# States of Matter Class 11 Notes Chemistry Chapter 5

## Introduction

Gas is the **state of matter** in which molecules are always in random motion. Intermolecular interactions are extremely small (almost negligible) as compared to other states like solid and liquid. Gases are highly compressible state of matter and its state of diffusion is maximum. Gases have their own importance in living world. Air is a gaseous mixture of oxygen, nitrogen, CO_{2}, Ar, etc.

## Intermolecular Forces

**Intermolecular forces** are the forces of attraction and repulsion between interacting particles. This term does not include the electrostatic forces that exist between the two oppositely charged ions.

### Van der Waal's Forces

These are the weak forces of attraction between two molecules with or without any strong bond. These are electrostatic in nature. Types of van der Waal's forces are as follow :

**1. Dipole-dipole interaction** : These forces exist between two molecules which are polar in nature. Opposite charges of two dipoles attract each other and produce interactions called keesom forces. In HCl, dipole-dipole interactions exist.

Dipole-dipole interaction energy is inversely proportional to the sixth power of the distance between the rotating polar molecules.

interaction energy `propto\1/r^{6}`

**2. Dipole-induced dipole interaction** : When a polar molecule comes closer to a non-polar molecule it induces weak polarity (dipole) in that molecule. Now, weak interactions develop between polar molecule and molecule in which polarity is induced. These interactions are known as **Debye interactions**.

**3. London dispersion forces** : This polar molecule produces polarity in other molecule. Weak interaction arises between instantaneous dipoles. These interactions are known as **Dispersion forces** or **London forces**.

**Read also:** Thermodynamics Class 11 Notes Chemistry Chapter 6

## Measurable Properties of Gases

**1. Temperature:** Temperature is a relative measure, or indication of hotness or coldness. At absolute zero on Kelvin scale is equivalent to –273.15°C on the Celsius scale. Both the Celsius and the Kelvin scales have units of equal magnitude that is one degree celsius equivalent to one kelvin.
########
(PROBLEMS AND TASKS):
1) Please reproduce the states of matter notes word for word, everything from "These are the" down to "as **Debye interactions**.".
2) Carry on the states of matter notes from their last sentence.
########
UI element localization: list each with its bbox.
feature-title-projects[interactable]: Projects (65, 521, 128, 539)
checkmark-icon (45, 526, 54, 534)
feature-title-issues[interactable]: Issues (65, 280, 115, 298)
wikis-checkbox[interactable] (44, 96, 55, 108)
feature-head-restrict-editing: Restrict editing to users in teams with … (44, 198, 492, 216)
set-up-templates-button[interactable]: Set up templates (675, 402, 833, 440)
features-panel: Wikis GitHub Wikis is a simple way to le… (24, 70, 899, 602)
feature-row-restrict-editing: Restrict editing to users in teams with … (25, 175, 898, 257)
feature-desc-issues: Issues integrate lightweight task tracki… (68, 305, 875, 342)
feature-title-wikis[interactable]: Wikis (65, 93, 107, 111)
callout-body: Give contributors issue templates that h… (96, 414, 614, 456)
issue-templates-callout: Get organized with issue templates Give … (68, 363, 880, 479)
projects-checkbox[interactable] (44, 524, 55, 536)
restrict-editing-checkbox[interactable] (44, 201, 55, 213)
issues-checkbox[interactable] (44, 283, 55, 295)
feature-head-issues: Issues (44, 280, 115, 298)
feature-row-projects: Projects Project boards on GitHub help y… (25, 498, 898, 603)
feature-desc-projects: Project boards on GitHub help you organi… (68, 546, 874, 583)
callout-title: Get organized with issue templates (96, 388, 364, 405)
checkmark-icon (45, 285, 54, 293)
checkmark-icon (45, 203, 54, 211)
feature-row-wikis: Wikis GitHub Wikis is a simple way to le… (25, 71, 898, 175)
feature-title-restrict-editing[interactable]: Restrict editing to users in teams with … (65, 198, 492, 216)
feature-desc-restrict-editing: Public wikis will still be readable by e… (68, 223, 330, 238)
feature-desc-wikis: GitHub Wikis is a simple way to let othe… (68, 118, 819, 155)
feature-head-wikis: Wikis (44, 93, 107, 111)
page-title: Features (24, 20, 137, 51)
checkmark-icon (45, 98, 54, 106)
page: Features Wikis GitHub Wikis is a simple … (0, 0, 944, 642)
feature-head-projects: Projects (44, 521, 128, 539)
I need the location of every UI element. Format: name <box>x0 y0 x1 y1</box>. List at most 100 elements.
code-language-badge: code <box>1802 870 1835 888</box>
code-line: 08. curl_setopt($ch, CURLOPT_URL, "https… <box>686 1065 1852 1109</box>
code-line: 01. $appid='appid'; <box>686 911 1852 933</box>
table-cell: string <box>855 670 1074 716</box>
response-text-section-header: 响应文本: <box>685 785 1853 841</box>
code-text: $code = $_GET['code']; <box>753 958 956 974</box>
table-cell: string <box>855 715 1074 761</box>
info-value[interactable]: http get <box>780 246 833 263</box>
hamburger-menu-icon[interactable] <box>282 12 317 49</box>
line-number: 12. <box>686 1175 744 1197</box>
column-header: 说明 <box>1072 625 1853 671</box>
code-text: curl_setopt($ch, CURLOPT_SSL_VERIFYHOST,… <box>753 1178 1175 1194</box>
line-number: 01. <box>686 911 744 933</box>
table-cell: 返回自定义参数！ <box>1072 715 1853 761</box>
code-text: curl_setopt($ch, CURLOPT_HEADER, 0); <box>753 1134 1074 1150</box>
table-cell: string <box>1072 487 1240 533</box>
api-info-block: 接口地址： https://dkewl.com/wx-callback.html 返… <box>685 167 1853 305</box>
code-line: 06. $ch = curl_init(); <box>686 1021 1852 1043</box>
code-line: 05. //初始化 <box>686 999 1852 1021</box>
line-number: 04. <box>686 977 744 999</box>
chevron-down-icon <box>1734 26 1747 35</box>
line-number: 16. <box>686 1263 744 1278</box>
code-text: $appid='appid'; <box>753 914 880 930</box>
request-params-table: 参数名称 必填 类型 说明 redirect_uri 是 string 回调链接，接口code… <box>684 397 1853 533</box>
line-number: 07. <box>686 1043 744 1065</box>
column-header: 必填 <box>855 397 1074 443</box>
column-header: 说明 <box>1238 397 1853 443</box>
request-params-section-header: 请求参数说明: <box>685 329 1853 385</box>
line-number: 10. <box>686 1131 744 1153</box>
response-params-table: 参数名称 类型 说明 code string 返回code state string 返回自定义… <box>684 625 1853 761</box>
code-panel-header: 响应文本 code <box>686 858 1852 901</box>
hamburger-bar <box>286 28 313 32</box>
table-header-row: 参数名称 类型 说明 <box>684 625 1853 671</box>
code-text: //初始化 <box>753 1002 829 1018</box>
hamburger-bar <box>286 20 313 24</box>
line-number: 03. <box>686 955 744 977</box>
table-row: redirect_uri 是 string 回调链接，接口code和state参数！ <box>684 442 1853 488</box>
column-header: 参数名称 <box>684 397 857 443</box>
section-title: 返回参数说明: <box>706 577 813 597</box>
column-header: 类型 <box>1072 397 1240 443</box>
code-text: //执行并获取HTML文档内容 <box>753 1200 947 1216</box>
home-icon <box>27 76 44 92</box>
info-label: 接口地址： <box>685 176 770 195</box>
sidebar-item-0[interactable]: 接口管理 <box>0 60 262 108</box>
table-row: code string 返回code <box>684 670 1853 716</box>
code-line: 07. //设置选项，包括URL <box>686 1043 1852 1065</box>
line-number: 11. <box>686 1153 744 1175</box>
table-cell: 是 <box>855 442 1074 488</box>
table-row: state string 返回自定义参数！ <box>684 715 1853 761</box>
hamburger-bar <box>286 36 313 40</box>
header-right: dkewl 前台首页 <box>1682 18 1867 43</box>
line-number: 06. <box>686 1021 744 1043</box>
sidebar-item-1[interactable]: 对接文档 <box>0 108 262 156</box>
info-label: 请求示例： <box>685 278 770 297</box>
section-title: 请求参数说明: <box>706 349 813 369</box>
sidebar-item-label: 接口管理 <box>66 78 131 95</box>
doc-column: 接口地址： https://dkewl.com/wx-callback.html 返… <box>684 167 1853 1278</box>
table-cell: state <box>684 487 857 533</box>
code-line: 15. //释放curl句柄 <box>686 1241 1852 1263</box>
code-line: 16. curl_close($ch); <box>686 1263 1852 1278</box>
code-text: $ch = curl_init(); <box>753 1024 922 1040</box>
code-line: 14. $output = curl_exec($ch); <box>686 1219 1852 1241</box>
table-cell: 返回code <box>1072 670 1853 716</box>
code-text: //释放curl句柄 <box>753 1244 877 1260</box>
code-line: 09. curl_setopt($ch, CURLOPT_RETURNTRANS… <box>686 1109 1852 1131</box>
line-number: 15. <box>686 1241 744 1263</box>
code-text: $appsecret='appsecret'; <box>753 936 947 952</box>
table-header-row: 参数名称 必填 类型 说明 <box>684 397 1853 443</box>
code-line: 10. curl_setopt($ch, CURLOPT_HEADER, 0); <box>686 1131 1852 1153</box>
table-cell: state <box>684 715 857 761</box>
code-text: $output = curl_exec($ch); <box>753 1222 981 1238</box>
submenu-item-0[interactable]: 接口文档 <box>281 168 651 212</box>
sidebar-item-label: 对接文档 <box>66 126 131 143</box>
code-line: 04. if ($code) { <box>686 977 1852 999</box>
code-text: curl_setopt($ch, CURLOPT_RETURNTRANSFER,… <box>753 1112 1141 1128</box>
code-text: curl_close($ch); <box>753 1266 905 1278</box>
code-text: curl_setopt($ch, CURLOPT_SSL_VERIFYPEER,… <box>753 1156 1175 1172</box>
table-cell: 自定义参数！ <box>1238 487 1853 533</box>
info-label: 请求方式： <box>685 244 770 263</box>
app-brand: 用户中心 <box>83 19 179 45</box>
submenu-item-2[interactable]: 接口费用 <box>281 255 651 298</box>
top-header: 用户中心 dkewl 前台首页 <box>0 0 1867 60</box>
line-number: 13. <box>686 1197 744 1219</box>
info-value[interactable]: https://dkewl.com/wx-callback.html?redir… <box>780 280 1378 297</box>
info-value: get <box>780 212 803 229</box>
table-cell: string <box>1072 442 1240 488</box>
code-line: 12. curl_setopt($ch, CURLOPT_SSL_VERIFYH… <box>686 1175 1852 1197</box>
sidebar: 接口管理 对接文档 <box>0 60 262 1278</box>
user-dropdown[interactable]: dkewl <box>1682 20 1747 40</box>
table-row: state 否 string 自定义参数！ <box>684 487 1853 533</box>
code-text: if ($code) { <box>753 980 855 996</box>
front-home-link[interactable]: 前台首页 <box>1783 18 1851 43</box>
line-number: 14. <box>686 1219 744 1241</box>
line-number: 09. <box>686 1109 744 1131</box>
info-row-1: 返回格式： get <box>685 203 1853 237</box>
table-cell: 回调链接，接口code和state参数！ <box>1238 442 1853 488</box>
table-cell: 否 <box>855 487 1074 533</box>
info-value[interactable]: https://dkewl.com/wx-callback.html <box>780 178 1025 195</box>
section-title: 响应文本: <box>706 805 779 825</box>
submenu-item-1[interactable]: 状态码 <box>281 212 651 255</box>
########
(EXERCISE RESULTS):
1)
These are the weak forces of attraction between two molecules with or without any strong bond. These are electrostatic in nature. Types of van der Waal's forces are as follow :

**1. Dipole-dipole interaction** : These forces exist between two molecules which are polar in nature. Opposite charges of two dipoles attract each other and produce interactions called keesom forces. In HCl, dipole-dipole interactions exist.

Dipole-dipole interaction energy is inversely proportional to the sixth power of the distance between the rotating polar molecules.

interaction energy `propto\1/r^{6}`

**2. Dipole-induced dipole interaction** : When a polar molecule comes closer to a non-polar molecule it induces weak polarity (dipole) in that molecule. Now, weak interactions develop between polar molecule and molecule in which polarity is induced. These interactions are known as **Debye interactions**.

2)
Thus T(K) = T(°C) + 273.15

**2. Pressure of a gas:** According to laws of motion, pressure is defined as force applied per unit area of surface. It is denoted by P and SI unit of it is pascal (Pa). It is a scalar quantity.

`P=\frac{F}{A}`

**Atmospheric Pressure:** The atmospheric pressure at a point is equal to the weight of a column of air of unit cross-sectional area extending from that point to the top of the atmosphere. Its value is 1.013 × 10^{5} Pa at sea level. Atmospheric pressure is measured using an instrument called barometer.

## Gaseous Laws

### (1). Boyle’s Law (Volume-Pressure Relation)

According to this, "The volume of a given mass of gas is inversely proportional to pressure at constant temperature." This law is given by **Robert Boyle**.

`P\propto\frac{1}{V}` .....(at constant T and n)

`P=k\frac{1}{V}`

where k is the proportionality constant.

If a fixed amount of gas at constant temperature T occupying volume V_{1} at pressure P_{1} undergoes expansion, so that volume becomes V_{2} and pressure becomes P_{2}, then according to Boyle’s law :

p_{1}V_{1} = p_{2}V_{2} = constant

`\frac{P_1}{P_2}=\frac{V_2}{V_1}`

**Read also:** Laws of Motion Class 11 Physics Notes Chapter 5

### (2). Charle’s Law (Volume-Temperature Relation)

According to this, "The volume of a given mass of gas is directly proportional to its absolute temperature at constant pressure." This law is given by **Jacques Charles**.

`V\propto T` .....(at constant P)

`V=kT`

where k is the proportionality constant.

If a fixed amount of gas at constant pressure P occupying volume V_{1} at temperature T_{1} undergoes expansion, so that volume becomes V_{2} and temperature becomes T_{2}, then according to Charle’s Law :

`\frac{V}{T}=` .....constant

`\frac{V_2}{V_1}=\frac{T_2}{T_1}`

### (3). Gay Lussac’s Law (Pressure-Temperature Relation)

It states that at constant volume, the pressure of a fixed mass of a gas is directly proportional to the Kelvin temperature. The law may be expressed mathematically as

`P\propto\ T` .....(at constant V)

`P=kT`

where k is the proportionality constant.

If a fixed amount of gas at constant volume V occupying pressure P_{1} at temperature T_{1} undergoes expansion, so that pressure becomes P_{2} and temperature becomes T_{2}, then according to Gay Lussac’s Law :

`\frac{P}{T}=` constant

`\frac{P_1}{T_1}=\frac{P_2}{T_2}`

**Read also:** Conceptual Questions for Class 11 Physics Chapter 5 Laws of Motion

### (3). Avogadro’s Law ((Volume - Amount Relationship)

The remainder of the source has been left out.